Hof Den Haag, 18-07-2017, nr. 200.214.142/01
ECLI:NL:GHDHA:2017:2411
- Instantie
Hof Den Haag
- Datum
18-07-2017
- Zaaknummer
200.214.142/01
- Vakgebied(en)
Insolventierecht (V)
- Brondocumenten en formele relaties
ECLI:NL:GHDHA:2017:2411, Uitspraak, Hof Den Haag, 18‑07‑2017; (Hoger beroep)
Cassatie: ECLI:NL:HR:2017:2896, Bekrachtiging/bevestiging
Uitspraak 18‑07‑2017
Inhoudsindicatie
Buitengerechtelijke schuldregeling is niet uitgevoerd door een persoon of instelling als bedoeld in artikel 48 lid 1, aanhef en onder c WCK. Het verzoek om schuldeisers te bevelen in te stemmen met een aangeboden schuldregeling wordt afgewezen.
GERECHTSHOF DEN HAAG
Afdeling Civiel recht
Zaaknummer : 200.214.142/01
Rekestnummer rechtbank : C/09/524537/ FT RK 16/2752
arrest van 18 juli 2017
inzake
[appellant],
wonende te Den Haag,
appellant,
hierna te noemen: [appellant],
advocaat: mr. R.P. van der Vliet te Baarn.
tegen
1. Geldvoorelkaar.nl,
gevestigd te Rhenen,
vertegenwoordigd door Flanderijn Van Eck Gerechtsdeurwaarders,
hierna te noemen: Geldvoorelkaar, en
2. De Volksbank N.V., handelend onder de naam: DBV Finance,
gevestigd te Utrecht,
hierna te noemen: DBV,
advocaat: mr. C.C.M. Ewalds, advocaat te Rosmalen,
geïntimeerden.

● ● ● ● ●

| Opdrachten |
1. Schrijf uit de uitspraak van het Haagse hof het stuk van "Cassatie: ECLI:NL:HR:2017:2896, Bekrachtiging/bevestiging" tot en met "schuldregeling wordt afgewezen." woord voor woord over.
2. Schrijf het vervolg van de uitspraak van het Haagse hof, aansluitend op het laatste stuk dat getoond wordt.

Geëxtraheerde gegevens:
● ● ● ● ●

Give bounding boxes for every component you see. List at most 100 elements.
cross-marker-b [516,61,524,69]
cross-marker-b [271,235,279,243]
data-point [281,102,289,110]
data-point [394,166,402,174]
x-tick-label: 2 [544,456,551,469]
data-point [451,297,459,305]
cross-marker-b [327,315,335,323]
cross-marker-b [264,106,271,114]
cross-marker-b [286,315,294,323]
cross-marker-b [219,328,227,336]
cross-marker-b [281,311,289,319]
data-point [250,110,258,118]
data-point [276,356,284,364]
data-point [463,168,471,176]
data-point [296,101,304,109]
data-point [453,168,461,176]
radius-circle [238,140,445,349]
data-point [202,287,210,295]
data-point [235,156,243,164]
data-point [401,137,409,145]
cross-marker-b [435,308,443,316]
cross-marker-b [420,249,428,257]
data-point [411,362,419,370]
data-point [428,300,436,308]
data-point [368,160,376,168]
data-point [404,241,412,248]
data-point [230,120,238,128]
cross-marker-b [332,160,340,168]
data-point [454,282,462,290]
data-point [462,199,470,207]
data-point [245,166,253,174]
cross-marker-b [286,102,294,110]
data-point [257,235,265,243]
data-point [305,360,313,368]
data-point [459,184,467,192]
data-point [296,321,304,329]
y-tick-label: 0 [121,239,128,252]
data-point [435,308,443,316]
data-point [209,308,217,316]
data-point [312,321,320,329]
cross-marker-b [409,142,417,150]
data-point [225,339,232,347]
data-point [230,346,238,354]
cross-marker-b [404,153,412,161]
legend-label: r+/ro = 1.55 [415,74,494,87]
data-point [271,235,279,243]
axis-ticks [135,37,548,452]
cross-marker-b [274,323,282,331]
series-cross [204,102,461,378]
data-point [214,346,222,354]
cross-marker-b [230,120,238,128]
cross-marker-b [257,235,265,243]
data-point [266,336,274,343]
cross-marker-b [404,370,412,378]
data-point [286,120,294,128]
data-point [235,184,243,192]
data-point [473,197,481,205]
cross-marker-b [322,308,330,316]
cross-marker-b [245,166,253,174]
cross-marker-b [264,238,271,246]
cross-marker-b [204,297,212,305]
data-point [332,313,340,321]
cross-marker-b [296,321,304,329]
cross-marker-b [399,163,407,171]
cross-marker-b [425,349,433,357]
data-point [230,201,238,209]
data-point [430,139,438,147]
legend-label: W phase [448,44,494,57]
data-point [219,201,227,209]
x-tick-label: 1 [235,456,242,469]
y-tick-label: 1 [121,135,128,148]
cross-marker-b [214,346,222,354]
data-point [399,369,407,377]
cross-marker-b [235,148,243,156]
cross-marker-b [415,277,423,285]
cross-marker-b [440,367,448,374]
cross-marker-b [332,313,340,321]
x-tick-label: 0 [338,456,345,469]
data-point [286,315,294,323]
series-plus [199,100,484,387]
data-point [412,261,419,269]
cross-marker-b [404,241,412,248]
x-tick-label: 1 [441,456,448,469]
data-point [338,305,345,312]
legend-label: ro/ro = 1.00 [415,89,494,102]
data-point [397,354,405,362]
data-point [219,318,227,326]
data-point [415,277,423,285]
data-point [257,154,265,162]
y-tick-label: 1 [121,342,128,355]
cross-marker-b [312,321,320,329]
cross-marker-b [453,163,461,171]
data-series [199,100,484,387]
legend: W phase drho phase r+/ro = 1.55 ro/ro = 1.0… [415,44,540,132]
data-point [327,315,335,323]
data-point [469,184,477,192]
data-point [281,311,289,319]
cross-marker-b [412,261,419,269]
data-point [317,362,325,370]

● ● ● ● ●

| De resultaten |
1.
Cassatie: ECLI:NL:HR:2017:2896, Bekrachtiging/bevestiging
Uitspraak 18‑07‑2017
Inhoudsindicatie
Buitengerechtelijke schuldregeling is niet uitgevoerd door een persoon of instelling als bedoeld in artikel 48 lid 1, aanhef en onder c WCK. Het verzoek om schuldeisers te bevelen in te stemmen met een aangeboden schuldregeling wordt afgewezen.

2.
Het geding
Bij verzoekschrift (met producties), ingekomen ter griffie van het hof op 14 april 2017, heeft [appellant] hoger beroep ingesteld tegen het vonnis van de rechtbank Den Haag van 6 april 2017, waarbij zijn verzoek om geïntimeerden te bevelen in te stemmen met een door hem aangeboden schuldregeling is afgewezen. Hij verzoekt het hof het vonnis waarvan hoger beroep te vernietigen en alsnog zijn verzoek tot een gedwongen schuldregeling toe te wijzen. Bij brief van 1 juni 2017 is nog een productie aan het hof toegezonden.
Bij faxbericht van 6 juli 2017 heeft Geldvoorelkaar haar reactie op het beroepschrift aan het hof doen toekomen. Bij brief van 7 juli 2017 heeft DBV producties aan het hof toegezonden.
De mondelinge behandeling heeft plaatsgevonden op 11 juli 2017. Aldaar zijn verschenen: [appellant], bijgestaan door zijn advocaat en vergezeld van [schuldhulpverlener Oxyz] (schuldhulpverlener Oxyz, hierna [schuldhulpverlener Oxyz]) en [registeraccountant Oxyz] (registeraccountant Oxyz, hierna [registeraccountant Oxyz]), alsmede mr. Ewalds namens DBV, vergezeld van [accountmanager DBV] (accountmanager bijzonder beheer DBV) en [medewerker DBV] (medewerker bijzonder beheer DBV).
Mr. Van der Vliet en mr. Ewalds hebben de zaak bepleit aan de hand van aan het hof overgelegde pleitnotities.
Beoordeling van het hoger beroep
1. [appellant] heeft op 30 december 2016 bij de rechtbank tegelijk met het verzoek tot toelating tot de schuldsaneringsregeling een verzoek ingediend om geïntimeerden op de voet van artikel 287a, lid 1 Fw, te bevelen in te stemmen met de door hem aangeboden schuldregeling.
2.De rechtbank heeft dat verzoek afgewezen – kort samengevat – op grond van het oordeel dat er niet van kan worden uitgegaan dat het door [appellant] aangeboden akkoord door een onafhankelijke en deskundige partij is getoetst.
3. De grieven en argumenten van [appellant] kunnen als volgt worden samengevat.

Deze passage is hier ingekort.